— start STORED RECORDS —

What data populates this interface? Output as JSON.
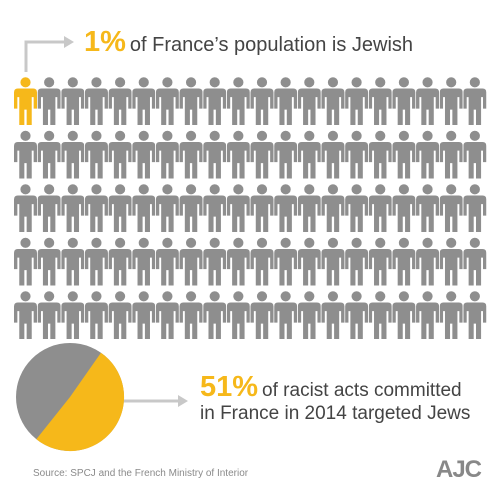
{
  "colors": {
    "accent": "#f6b81a",
    "figure": "#8e8e8e",
    "text": "#444444",
    "arrow": "#c8c8c8"
  },
  "headline": {
    "percent": "1%",
    "text": "of France’s population is Jewish"
  },
  "people_grid": {
    "rows": 5,
    "cols": 20,
    "highlighted_count": 1,
    "highlighted_share": 0.01
  },
  "pie": {
    "highlighted_share": 0.51
  },
  "stat": {
    "percent": "51%",
    "line1": "of racist acts committed",
    "line2": "in France in 2014 targeted Jews"
  },
  "source": "Source: SPCJ and the French Ministry of Interior",
  "logo": "AJC"
}
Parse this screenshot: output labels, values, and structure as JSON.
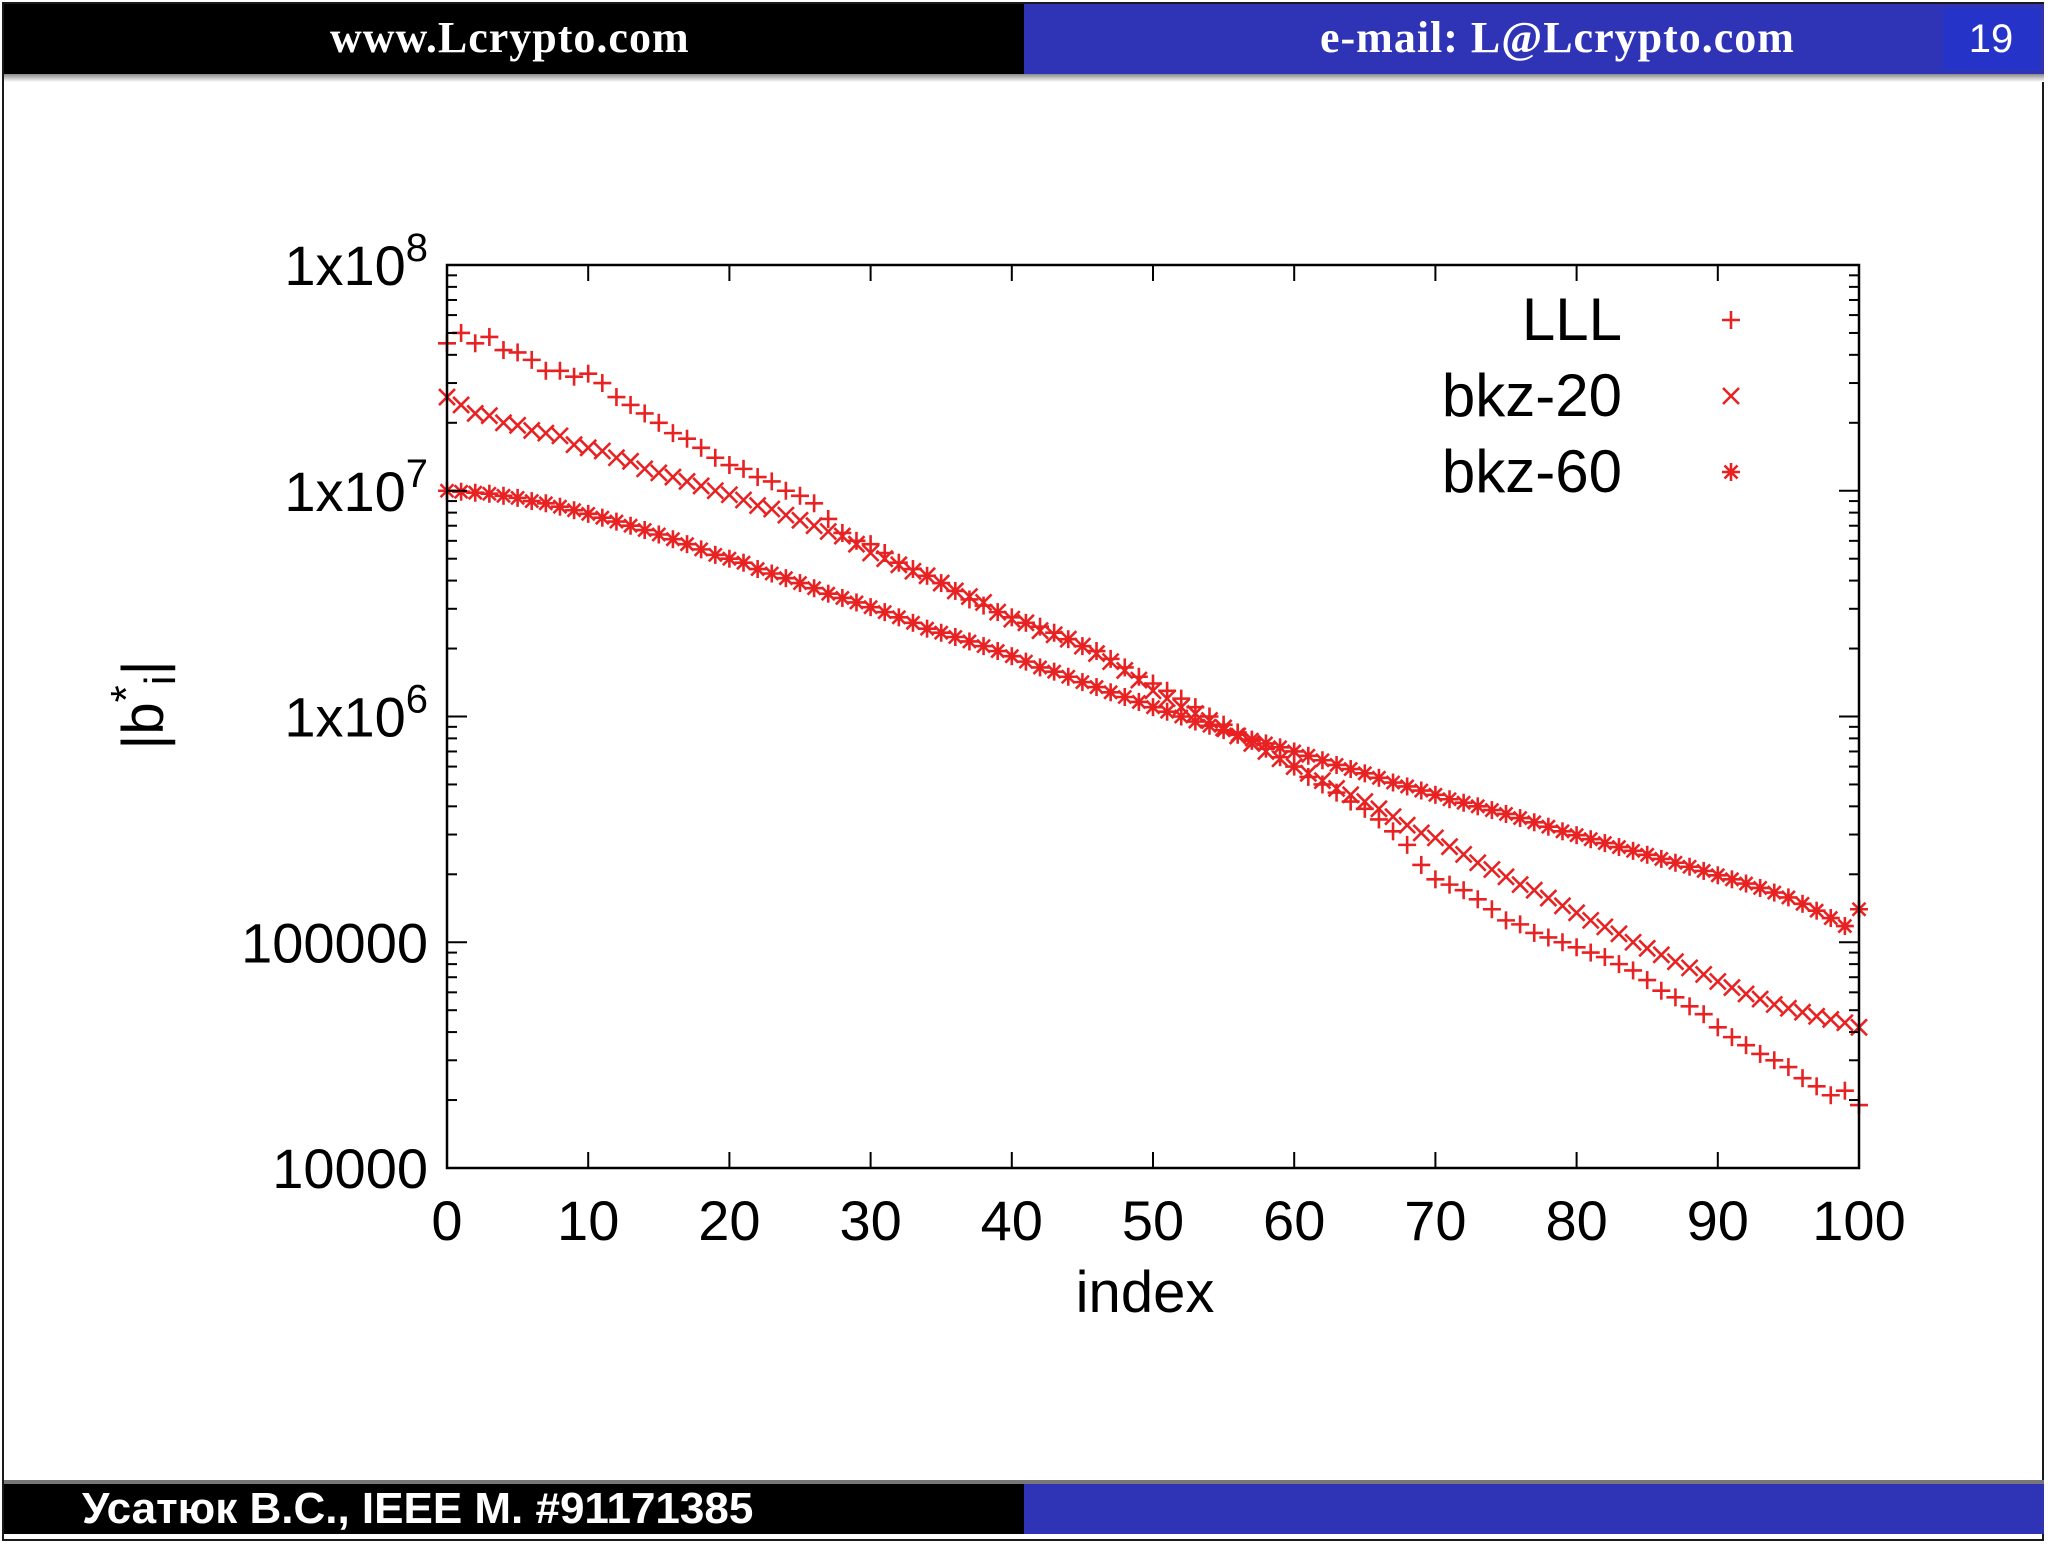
{
  "header": {
    "website": "www.Lcrypto.com",
    "email": "e-mail: L@Lcrypto.com",
    "page_number": "19"
  },
  "footer": {
    "author": "Усатюк В.С., IEEE M. #91171385"
  },
  "colors": {
    "header_black": "#000000",
    "header_blue": "#2f33b5",
    "page_box": "#2633c8",
    "series": "#e82222"
  },
  "chart_data": {
    "type": "scatter",
    "title": "",
    "xlabel": "index",
    "ylabel": "|b*i|",
    "ylabel_main": "|b",
    "ylabel_sup": "*",
    "ylabel_sub": "i",
    "ylabel_end": "|",
    "yscale": "log",
    "xlim": [
      0,
      100
    ],
    "ylim": [
      10000,
      100000000
    ],
    "x_ticks": [
      "0",
      "10",
      "20",
      "30",
      "40",
      "50",
      "60",
      "70",
      "80",
      "90",
      "100"
    ],
    "y_ticks": [
      {
        "value": 100000000,
        "label": "1x10",
        "sup": "8"
      },
      {
        "value": 10000000,
        "label": "1x10",
        "sup": "7"
      },
      {
        "value": 1000000,
        "label": "1x10",
        "sup": "6"
      },
      {
        "value": 100000,
        "label": "100000",
        "sup": ""
      },
      {
        "value": 10000,
        "label": "10000",
        "sup": ""
      }
    ],
    "legend_position": "top-right",
    "series": [
      {
        "name": "LLL",
        "marker": "plus",
        "values": [
          45000000,
          50000000,
          45000000,
          48000000,
          42000000,
          41000000,
          38000000,
          34000000,
          34000000,
          32000000,
          33000000,
          30000000,
          26000000,
          24000000,
          22000000,
          20000000,
          18000000,
          17000000,
          15500000,
          14000000,
          13000000,
          12500000,
          11500000,
          11000000,
          10000000,
          9500000,
          8800000,
          7500000,
          6500000,
          6000000,
          5800000,
          5300000,
          4800000,
          4500000,
          4200000,
          3900000,
          3600000,
          3300000,
          3100000,
          2900000,
          2750000,
          2600000,
          2500000,
          2350000,
          2200000,
          2050000,
          1950000,
          1800000,
          1650000,
          1500000,
          1400000,
          1300000,
          1200000,
          1100000,
          1000000,
          920000,
          850000,
          780000,
          720000,
          660000,
          600000,
          540000,
          500000,
          460000,
          420000,
          390000,
          350000,
          310000,
          270000,
          220000,
          190000,
          180000,
          170000,
          155000,
          140000,
          125000,
          120000,
          110000,
          105000,
          100000,
          95000,
          90000,
          86000,
          80000,
          75000,
          68000,
          61000,
          57000,
          52000,
          48000,
          42000,
          38000,
          35000,
          32000,
          30000,
          28000,
          25000,
          23000,
          21000,
          22000,
          19000
        ]
      },
      {
        "name": "bkz-20",
        "marker": "cross",
        "values": [
          26000000,
          24000000,
          22000000,
          21500000,
          20000000,
          19500000,
          18500000,
          18000000,
          17500000,
          16000000,
          15500000,
          15000000,
          14000000,
          13500000,
          12500000,
          12000000,
          11500000,
          11000000,
          10500000,
          10000000,
          9600000,
          9100000,
          8600000,
          8300000,
          7800000,
          7400000,
          7000000,
          6600000,
          6300000,
          5800000,
          5300000,
          5000000,
          4700000,
          4400000,
          4200000,
          3900000,
          3600000,
          3400000,
          3200000,
          2900000,
          2700000,
          2600000,
          2400000,
          2300000,
          2200000,
          2050000,
          1900000,
          1750000,
          1600000,
          1450000,
          1300000,
          1200000,
          1100000,
          1030000,
          960000,
          890000,
          820000,
          760000,
          700000,
          650000,
          600000,
          560000,
          520000,
          480000,
          450000,
          420000,
          390000,
          360000,
          330000,
          305000,
          290000,
          265000,
          245000,
          225000,
          210000,
          195000,
          180000,
          170000,
          157000,
          145000,
          135000,
          125000,
          117000,
          109000,
          100000,
          94000,
          88000,
          82000,
          77000,
          72000,
          67000,
          63000,
          59000,
          56000,
          53000,
          51000,
          49000,
          47000,
          45500,
          44000,
          42000
        ]
      },
      {
        "name": "bkz-60",
        "marker": "star",
        "values": [
          10000000,
          9900000,
          9800000,
          9700000,
          9500000,
          9300000,
          9000000,
          8800000,
          8500000,
          8200000,
          7900000,
          7600000,
          7300000,
          7000000,
          6700000,
          6400000,
          6100000,
          5800000,
          5500000,
          5200000,
          5000000,
          4800000,
          4500000,
          4300000,
          4100000,
          3900000,
          3700000,
          3500000,
          3350000,
          3200000,
          3050000,
          2900000,
          2750000,
          2600000,
          2450000,
          2350000,
          2250000,
          2150000,
          2050000,
          1950000,
          1850000,
          1750000,
          1650000,
          1580000,
          1500000,
          1420000,
          1350000,
          1280000,
          1220000,
          1160000,
          1100000,
          1050000,
          1000000,
          950000,
          910000,
          870000,
          830000,
          790000,
          760000,
          730000,
          700000,
          670000,
          640000,
          610000,
          585000,
          560000,
          535000,
          510000,
          490000,
          470000,
          450000,
          430000,
          415000,
          400000,
          385000,
          370000,
          355000,
          340000,
          325000,
          310000,
          298000,
          286000,
          275000,
          264000,
          254000,
          244000,
          234000,
          225000,
          216000,
          207000,
          198000,
          190000,
          182000,
          174000,
          166000,
          158000,
          148000,
          138000,
          128000,
          118000,
          140000
        ]
      }
    ]
  }
}
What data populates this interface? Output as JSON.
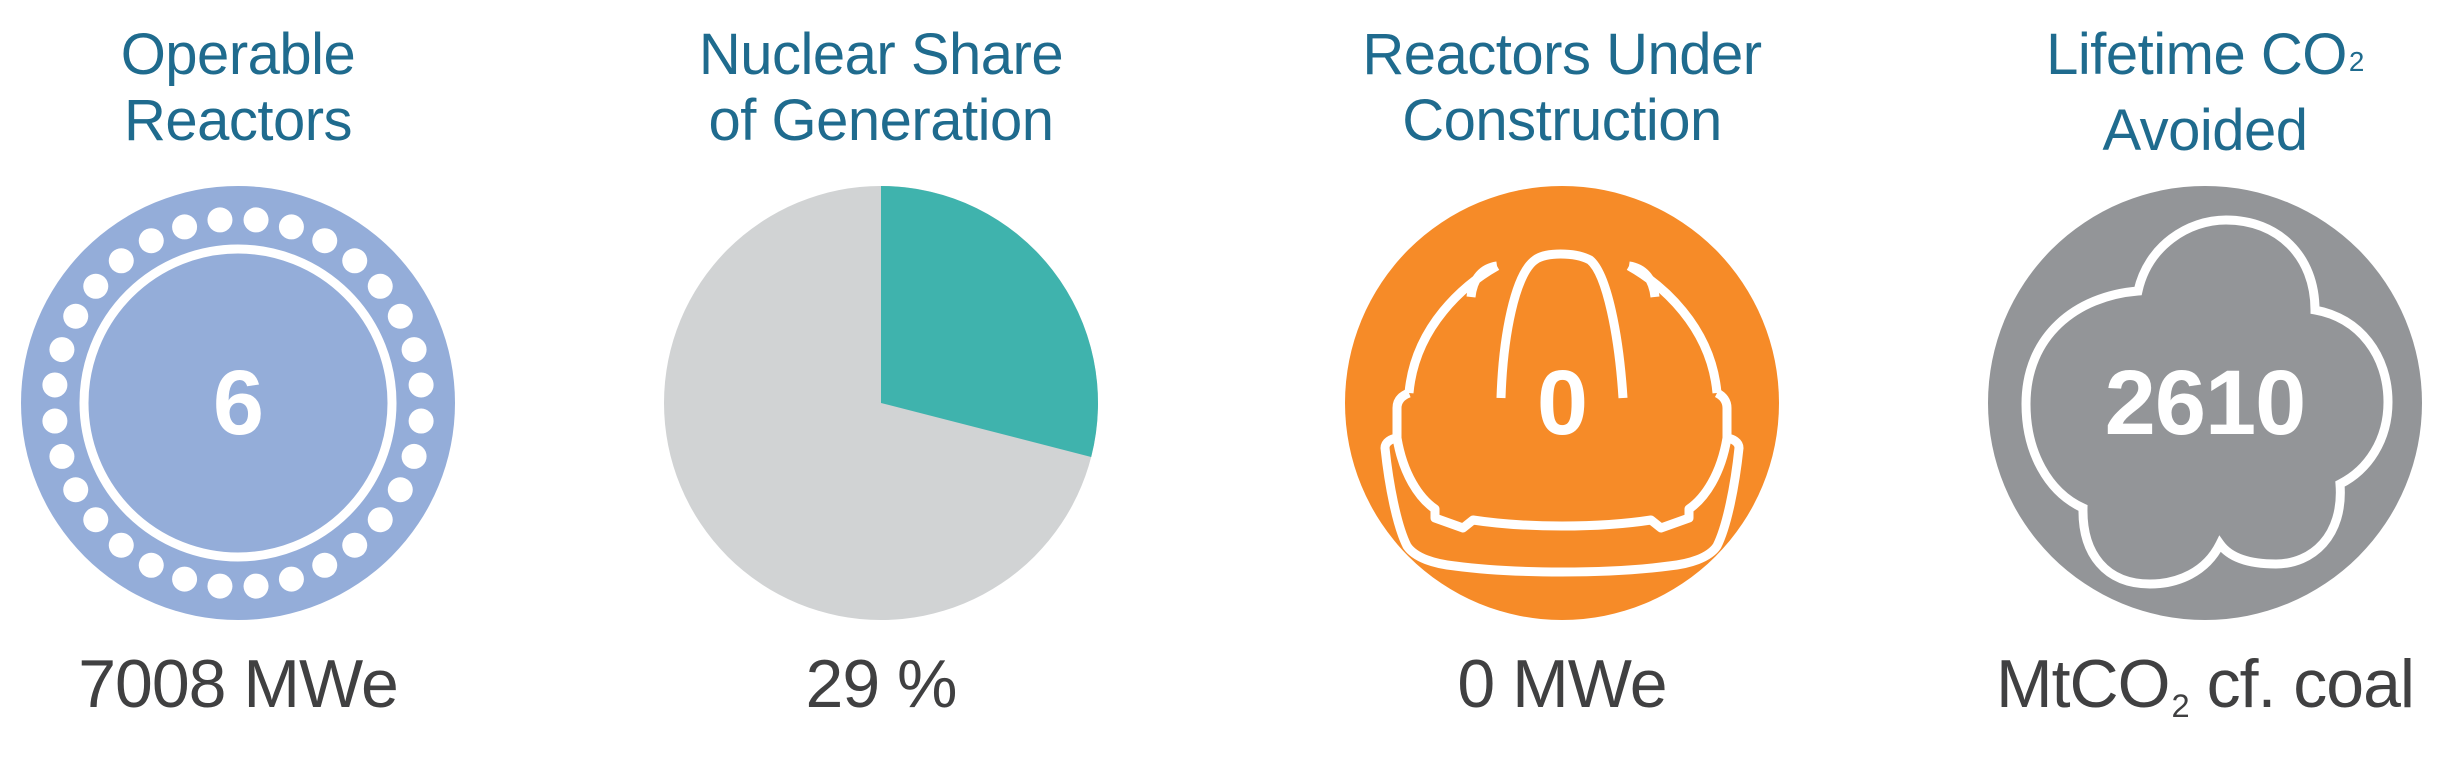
{
  "colors": {
    "title": "#1f6b8e",
    "value_text": "#404041",
    "reactors_badge": "#94add9",
    "pie_nuclear": "#3fb3ad",
    "pie_other": "#d1d3d4",
    "construction_badge": "#f68b28",
    "co2_badge": "#939598",
    "icon_stroke": "#ffffff"
  },
  "stats": [
    {
      "id": "operable-reactors",
      "title_line1": "Operable",
      "title_line2": "Reactors",
      "badge_value": "6",
      "badge_icon": "reactor-ring-icon",
      "value": "7008 MWe"
    },
    {
      "id": "nuclear-share",
      "title_line1": "Nuclear Share",
      "title_line2": "of Generation",
      "badge_value": "",
      "badge_icon": "pie-chart-icon",
      "value": "29 %"
    },
    {
      "id": "under-construction",
      "title_line1": "Reactors Under",
      "title_line2": "Construction",
      "badge_value": "0",
      "badge_icon": "hard-hat-icon",
      "value": "0 MWe"
    },
    {
      "id": "co2-avoided",
      "title_line1": "Lifetime CO",
      "title_line1_sub": "2",
      "title_line2": "Avoided",
      "badge_value": "2610",
      "badge_icon": "cloud-icon",
      "value_prefix": "MtCO",
      "value_sub": "2",
      "value_suffix": " cf. coal"
    }
  ],
  "chart_data": {
    "type": "pie",
    "title": "Nuclear Share of Generation",
    "categories": [
      "Nuclear",
      "Other"
    ],
    "values": [
      29,
      71
    ],
    "colors": [
      "#3fb3ad",
      "#d1d3d4"
    ],
    "start_angle": "12 o'clock, clockwise",
    "label": "29 %"
  }
}
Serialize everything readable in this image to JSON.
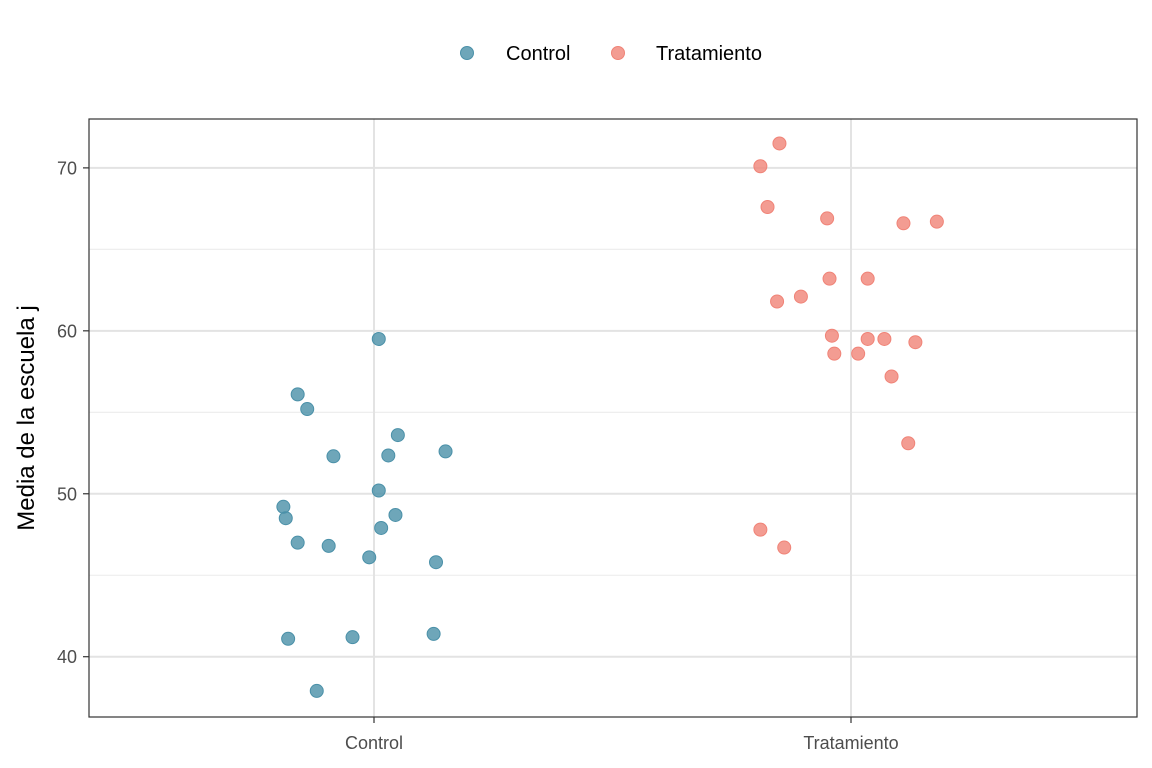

— end STORED RECORDS —

## THE PROBLEM
Show each line of the listing that holds the string "JSON".

## EXERCISE OUTPUT
What data populates this interface? Output as JSON.
Parse this screenshot: output labels, values, and structure as JSON.
What data populates this interface? Output as JSON.
Serialize everything readable in this image to JSON.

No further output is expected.